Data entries
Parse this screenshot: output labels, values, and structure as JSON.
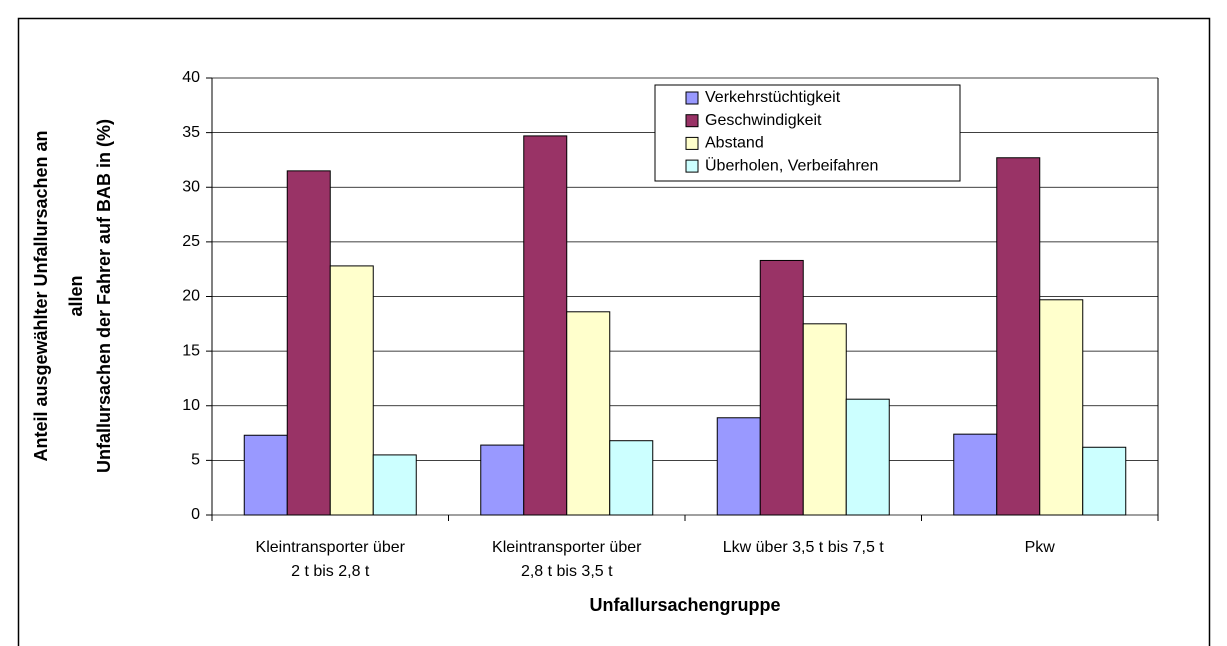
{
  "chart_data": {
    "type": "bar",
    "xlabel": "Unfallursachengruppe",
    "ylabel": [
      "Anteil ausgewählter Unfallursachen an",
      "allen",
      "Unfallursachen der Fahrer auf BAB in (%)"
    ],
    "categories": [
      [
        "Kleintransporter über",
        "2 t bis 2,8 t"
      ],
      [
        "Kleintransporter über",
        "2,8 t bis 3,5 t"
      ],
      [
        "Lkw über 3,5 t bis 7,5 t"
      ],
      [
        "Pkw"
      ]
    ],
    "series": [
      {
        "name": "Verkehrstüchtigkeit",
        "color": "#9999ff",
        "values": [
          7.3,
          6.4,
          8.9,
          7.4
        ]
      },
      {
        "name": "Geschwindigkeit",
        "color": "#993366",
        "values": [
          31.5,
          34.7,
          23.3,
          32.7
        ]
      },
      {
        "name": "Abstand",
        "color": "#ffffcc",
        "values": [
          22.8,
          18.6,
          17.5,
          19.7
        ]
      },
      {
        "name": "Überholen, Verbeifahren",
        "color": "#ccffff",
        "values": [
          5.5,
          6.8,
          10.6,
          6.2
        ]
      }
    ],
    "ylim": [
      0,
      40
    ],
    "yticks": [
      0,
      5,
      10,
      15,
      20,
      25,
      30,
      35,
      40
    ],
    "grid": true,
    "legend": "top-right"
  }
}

§ Directive
Single out each line of the records above with the string "color" in it, and copy it.

§ Task output
        "color": "#9999ff",
        "color": "#993366",
        "color": "#ffffcc",
        "color": "#ccffff",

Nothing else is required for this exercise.